** START OF SUPPLIED ENTRIES **

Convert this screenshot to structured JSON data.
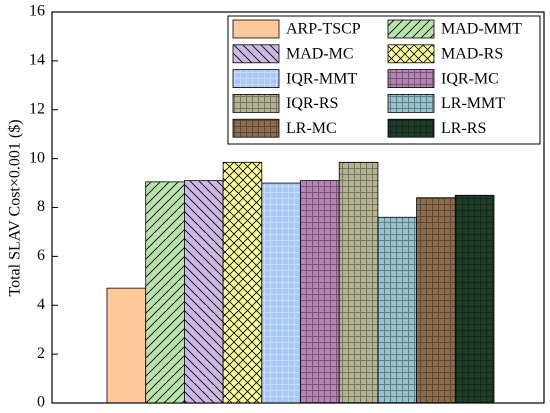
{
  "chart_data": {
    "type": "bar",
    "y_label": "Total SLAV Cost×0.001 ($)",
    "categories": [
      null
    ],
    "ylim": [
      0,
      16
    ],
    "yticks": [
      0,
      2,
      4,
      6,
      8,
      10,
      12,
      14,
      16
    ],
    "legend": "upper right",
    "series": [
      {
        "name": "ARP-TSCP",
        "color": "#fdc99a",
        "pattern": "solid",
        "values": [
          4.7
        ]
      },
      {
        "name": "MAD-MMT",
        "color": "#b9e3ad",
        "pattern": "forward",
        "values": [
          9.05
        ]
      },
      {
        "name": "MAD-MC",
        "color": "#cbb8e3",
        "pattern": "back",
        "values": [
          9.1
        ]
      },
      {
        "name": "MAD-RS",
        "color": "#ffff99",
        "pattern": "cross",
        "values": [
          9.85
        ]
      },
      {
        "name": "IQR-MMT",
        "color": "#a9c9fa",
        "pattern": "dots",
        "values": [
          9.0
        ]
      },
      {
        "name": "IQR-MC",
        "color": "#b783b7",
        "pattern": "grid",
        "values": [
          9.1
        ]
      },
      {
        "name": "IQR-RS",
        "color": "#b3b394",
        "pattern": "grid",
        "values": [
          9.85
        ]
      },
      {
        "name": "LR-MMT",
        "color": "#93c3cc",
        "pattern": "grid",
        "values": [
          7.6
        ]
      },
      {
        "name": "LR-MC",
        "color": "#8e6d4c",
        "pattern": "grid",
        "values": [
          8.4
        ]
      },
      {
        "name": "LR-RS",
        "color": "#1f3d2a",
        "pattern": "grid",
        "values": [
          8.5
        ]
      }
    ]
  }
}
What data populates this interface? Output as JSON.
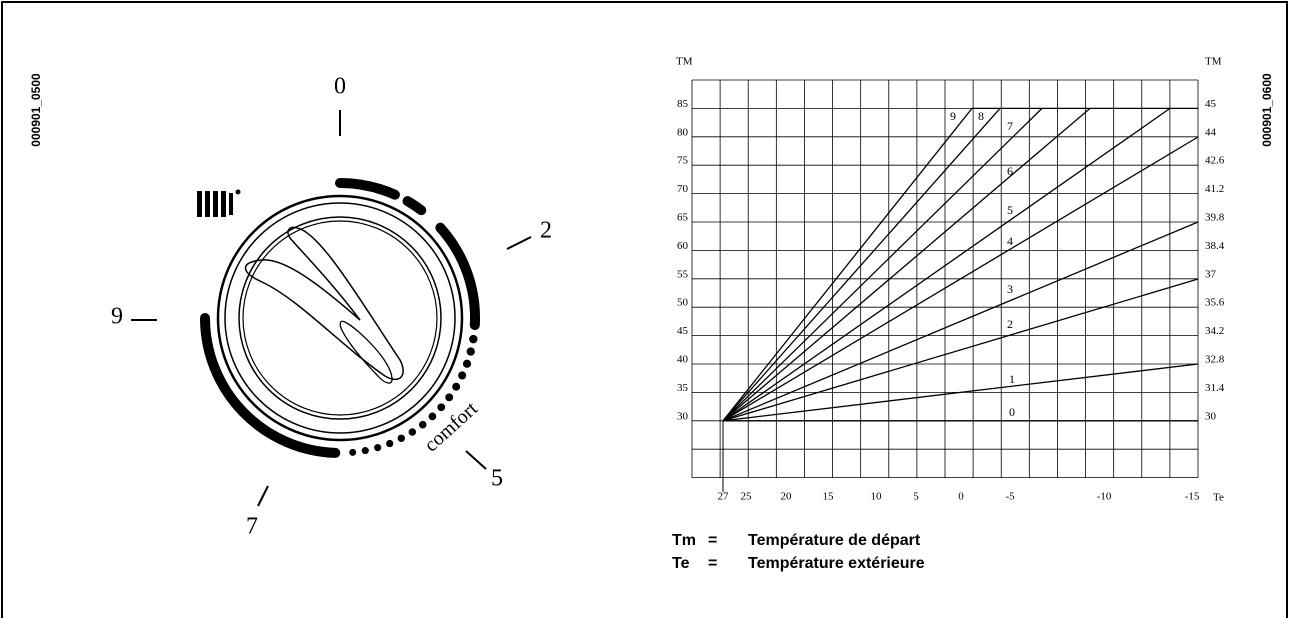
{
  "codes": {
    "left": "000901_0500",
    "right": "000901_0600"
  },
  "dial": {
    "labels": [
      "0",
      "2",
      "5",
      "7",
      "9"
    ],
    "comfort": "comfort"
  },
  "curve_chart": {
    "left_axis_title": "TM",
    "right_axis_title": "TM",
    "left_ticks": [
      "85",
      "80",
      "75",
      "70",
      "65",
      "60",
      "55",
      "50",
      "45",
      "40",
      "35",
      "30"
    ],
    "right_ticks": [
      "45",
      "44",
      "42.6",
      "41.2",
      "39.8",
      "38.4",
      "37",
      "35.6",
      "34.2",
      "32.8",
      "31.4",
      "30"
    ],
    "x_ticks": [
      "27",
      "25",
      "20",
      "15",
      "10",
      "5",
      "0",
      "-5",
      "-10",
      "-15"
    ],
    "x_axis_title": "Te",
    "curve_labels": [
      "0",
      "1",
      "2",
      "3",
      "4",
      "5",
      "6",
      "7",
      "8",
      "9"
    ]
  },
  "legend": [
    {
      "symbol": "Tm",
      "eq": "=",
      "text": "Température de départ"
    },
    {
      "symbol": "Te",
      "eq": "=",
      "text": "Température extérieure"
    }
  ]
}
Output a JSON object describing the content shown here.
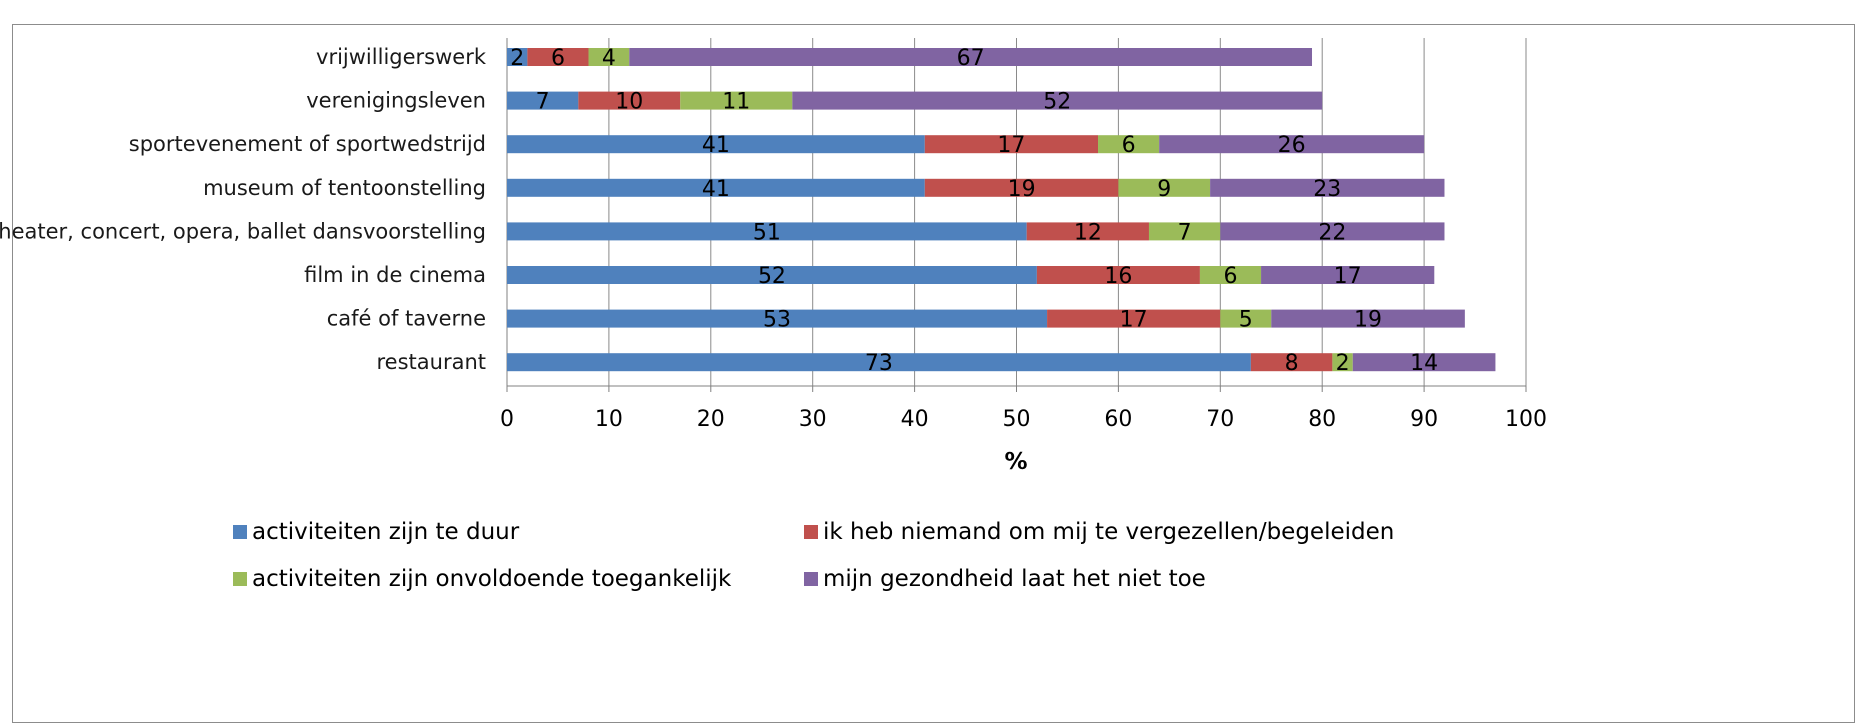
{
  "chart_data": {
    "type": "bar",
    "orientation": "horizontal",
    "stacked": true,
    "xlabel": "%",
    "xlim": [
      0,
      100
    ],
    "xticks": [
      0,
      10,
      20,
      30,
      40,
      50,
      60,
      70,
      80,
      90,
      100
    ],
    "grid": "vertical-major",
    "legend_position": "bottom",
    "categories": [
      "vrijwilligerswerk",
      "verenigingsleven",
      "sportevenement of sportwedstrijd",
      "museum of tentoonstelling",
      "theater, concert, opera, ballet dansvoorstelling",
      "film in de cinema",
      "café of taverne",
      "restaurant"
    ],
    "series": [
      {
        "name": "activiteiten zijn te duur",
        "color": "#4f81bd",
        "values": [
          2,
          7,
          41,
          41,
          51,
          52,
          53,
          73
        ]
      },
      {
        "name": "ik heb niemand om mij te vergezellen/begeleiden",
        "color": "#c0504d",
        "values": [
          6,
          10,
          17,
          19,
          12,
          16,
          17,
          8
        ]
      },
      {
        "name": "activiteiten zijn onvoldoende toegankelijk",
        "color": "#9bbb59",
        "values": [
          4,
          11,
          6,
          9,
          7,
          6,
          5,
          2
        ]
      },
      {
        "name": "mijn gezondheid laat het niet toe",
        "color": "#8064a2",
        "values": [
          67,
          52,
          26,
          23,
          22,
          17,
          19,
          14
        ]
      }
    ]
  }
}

** END OF SUPPLIED ENTRIES **

» TASK OBJECTIVE
Print the listing above in full, exactly as written. Omit any pictures.

» RESPONSE TO THE EXERCISE
Convert this screenshot to structured JSON data.
{
  "chart_data": {
    "type": "bar",
    "y_label": "Total SLAV Cost×0.001 ($)",
    "categories": [
      null
    ],
    "ylim": [
      0,
      16
    ],
    "yticks": [
      0,
      2,
      4,
      6,
      8,
      10,
      12,
      14,
      16
    ],
    "legend": "upper right",
    "series": [
      {
        "name": "ARP-TSCP",
        "color": "#fdc99a",
        "pattern": "solid",
        "values": [
          4.7
        ]
      },
      {
        "name": "MAD-MMT",
        "color": "#b9e3ad",
        "pattern": "forward",
        "values": [
          9.05
        ]
      },
      {
        "name": "MAD-MC",
        "color": "#cbb8e3",
        "pattern": "back",
        "values": [
          9.1
        ]
      },
      {
        "name": "MAD-RS",
        "color": "#ffff99",
        "pattern": "cross",
        "values": [
          9.85
        ]
      },
      {
        "name": "IQR-MMT",
        "color": "#a9c9fa",
        "pattern": "dots",
        "values": [
          9.0
        ]
      },
      {
        "name": "IQR-MC",
        "color": "#b783b7",
        "pattern": "grid",
        "values": [
          9.1
        ]
      },
      {
        "name": "IQR-RS",
        "color": "#b3b394",
        "pattern": "grid",
        "values": [
          9.85
        ]
      },
      {
        "name": "LR-MMT",
        "color": "#93c3cc",
        "pattern": "grid",
        "values": [
          7.6
        ]
      },
      {
        "name": "LR-MC",
        "color": "#8e6d4c",
        "pattern": "grid",
        "values": [
          8.4
        ]
      },
      {
        "name": "LR-RS",
        "color": "#1f3d2a",
        "pattern": "grid",
        "values": [
          8.5
        ]
      }
    ]
  }
}
What data populates this interface? Output as JSON.
{
  "codes": {
    "left": "000901_0500",
    "right": "000901_0600"
  },
  "dial": {
    "labels": [
      "0",
      "2",
      "5",
      "7",
      "9"
    ],
    "comfort": "comfort"
  },
  "curve_chart": {
    "left_axis_title": "TM",
    "right_axis_title": "TM",
    "left_ticks": [
      "85",
      "80",
      "75",
      "70",
      "65",
      "60",
      "55",
      "50",
      "45",
      "40",
      "35",
      "30"
    ],
    "right_ticks": [
      "45",
      "44",
      "42.6",
      "41.2",
      "39.8",
      "38.4",
      "37",
      "35.6",
      "34.2",
      "32.8",
      "31.4",
      "30"
    ],
    "x_ticks": [
      "27",
      "25",
      "20",
      "15",
      "10",
      "5",
      "0",
      "-5",
      "-10",
      "-15"
    ],
    "x_axis_title": "Te",
    "curve_labels": [
      "0",
      "1",
      "2",
      "3",
      "4",
      "5",
      "6",
      "7",
      "8",
      "9"
    ]
  },
  "legend": [
    {
      "symbol": "Tm",
      "eq": "=",
      "text": "Température de départ"
    },
    {
      "symbol": "Te",
      "eq": "=",
      "text": "Température extérieure"
    }
  ]
}
Output a JSON object describing the content shown here.
{
  "chart_data": {
    "type": "bar",
    "orientation": "horizontal",
    "stacked": true,
    "xlabel": "%",
    "xlim": [
      0,
      100
    ],
    "xticks": [
      0,
      10,
      20,
      30,
      40,
      50,
      60,
      70,
      80,
      90,
      100
    ],
    "grid": "vertical-major",
    "legend_position": "bottom",
    "categories": [
      "vrijwilligerswerk",
      "verenigingsleven",
      "sportevenement of sportwedstrijd",
      "museum of tentoonstelling",
      "theater, concert, opera, ballet dansvoorstelling",
      "film in de cinema",
      "café of taverne",
      "restaurant"
    ],
    "series": [
      {
        "name": "activiteiten zijn te duur",
        "color": "#4f81bd",
        "values": [
          2,
          7,
          41,
          41,
          51,
          52,
          53,
          73
        ]
      },
      {
        "name": "ik heb niemand om mij te vergezellen/begeleiden",
        "color": "#c0504d",
        "values": [
          6,
          10,
          17,
          19,
          12,
          16,
          17,
          8
        ]
      },
      {
        "name": "activiteiten zijn onvoldoende toegankelijk",
        "color": "#9bbb59",
        "values": [
          4,
          11,
          6,
          9,
          7,
          6,
          5,
          2
        ]
      },
      {
        "name": "mijn gezondheid laat het niet toe",
        "color": "#8064a2",
        "values": [
          67,
          52,
          26,
          23,
          22,
          17,
          19,
          14
        ]
      }
    ]
  }
}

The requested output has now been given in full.